DATA EXTRACT:
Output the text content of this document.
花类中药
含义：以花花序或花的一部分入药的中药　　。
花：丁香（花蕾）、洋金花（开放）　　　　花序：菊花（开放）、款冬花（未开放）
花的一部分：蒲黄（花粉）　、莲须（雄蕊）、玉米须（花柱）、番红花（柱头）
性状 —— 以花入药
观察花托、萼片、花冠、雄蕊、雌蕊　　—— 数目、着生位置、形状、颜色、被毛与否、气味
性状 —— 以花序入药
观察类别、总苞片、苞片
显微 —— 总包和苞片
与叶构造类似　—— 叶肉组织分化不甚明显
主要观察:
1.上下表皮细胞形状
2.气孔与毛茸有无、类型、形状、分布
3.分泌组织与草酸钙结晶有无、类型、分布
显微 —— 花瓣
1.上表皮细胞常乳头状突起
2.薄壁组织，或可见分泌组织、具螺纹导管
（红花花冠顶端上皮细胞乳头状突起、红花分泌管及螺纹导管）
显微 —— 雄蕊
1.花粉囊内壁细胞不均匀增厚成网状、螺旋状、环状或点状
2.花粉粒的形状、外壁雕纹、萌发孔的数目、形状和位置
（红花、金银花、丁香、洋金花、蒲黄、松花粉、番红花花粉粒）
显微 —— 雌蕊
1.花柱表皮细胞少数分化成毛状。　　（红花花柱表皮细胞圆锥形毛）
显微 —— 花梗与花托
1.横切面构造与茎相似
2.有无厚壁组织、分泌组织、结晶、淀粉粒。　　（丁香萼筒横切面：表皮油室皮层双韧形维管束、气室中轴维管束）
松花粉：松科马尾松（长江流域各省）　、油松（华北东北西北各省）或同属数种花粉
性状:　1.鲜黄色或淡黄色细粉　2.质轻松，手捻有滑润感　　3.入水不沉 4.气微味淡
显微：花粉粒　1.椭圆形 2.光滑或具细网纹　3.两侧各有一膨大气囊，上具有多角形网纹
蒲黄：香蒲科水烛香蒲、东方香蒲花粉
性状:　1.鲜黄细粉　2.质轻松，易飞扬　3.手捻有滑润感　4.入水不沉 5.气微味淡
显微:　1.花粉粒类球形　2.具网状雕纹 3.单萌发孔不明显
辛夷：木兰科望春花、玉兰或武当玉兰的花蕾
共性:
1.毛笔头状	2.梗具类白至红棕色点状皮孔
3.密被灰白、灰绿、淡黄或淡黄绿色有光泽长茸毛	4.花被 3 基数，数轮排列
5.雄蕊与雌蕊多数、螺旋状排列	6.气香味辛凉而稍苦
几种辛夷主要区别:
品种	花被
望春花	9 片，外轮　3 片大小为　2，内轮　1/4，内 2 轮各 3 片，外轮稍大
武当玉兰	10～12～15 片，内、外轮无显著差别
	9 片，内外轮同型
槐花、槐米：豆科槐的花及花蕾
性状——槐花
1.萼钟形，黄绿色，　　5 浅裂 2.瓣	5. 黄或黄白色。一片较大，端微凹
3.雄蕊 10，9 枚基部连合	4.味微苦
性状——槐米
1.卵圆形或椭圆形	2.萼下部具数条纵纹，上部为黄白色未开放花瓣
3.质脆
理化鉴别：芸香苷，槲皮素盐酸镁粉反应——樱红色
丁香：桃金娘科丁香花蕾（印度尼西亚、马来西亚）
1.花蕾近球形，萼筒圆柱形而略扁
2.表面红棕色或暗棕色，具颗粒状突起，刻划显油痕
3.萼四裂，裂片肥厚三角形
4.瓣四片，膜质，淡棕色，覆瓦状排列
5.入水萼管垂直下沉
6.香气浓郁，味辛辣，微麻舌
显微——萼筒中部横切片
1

WHAT TO DO:
Find the string "手捻有滑润感" in the entries above and return each line that holds it.

EXPECTED ANSWER:
性状:　1.鲜黄色或淡黄色细粉　2.质轻松，手捻有滑润感　　3.入水不沉 4.气微味淡
性状:　1.鲜黄细粉　2.质轻松，易飞扬　3.手捻有滑润感　4.入水不沉 5.气微味淡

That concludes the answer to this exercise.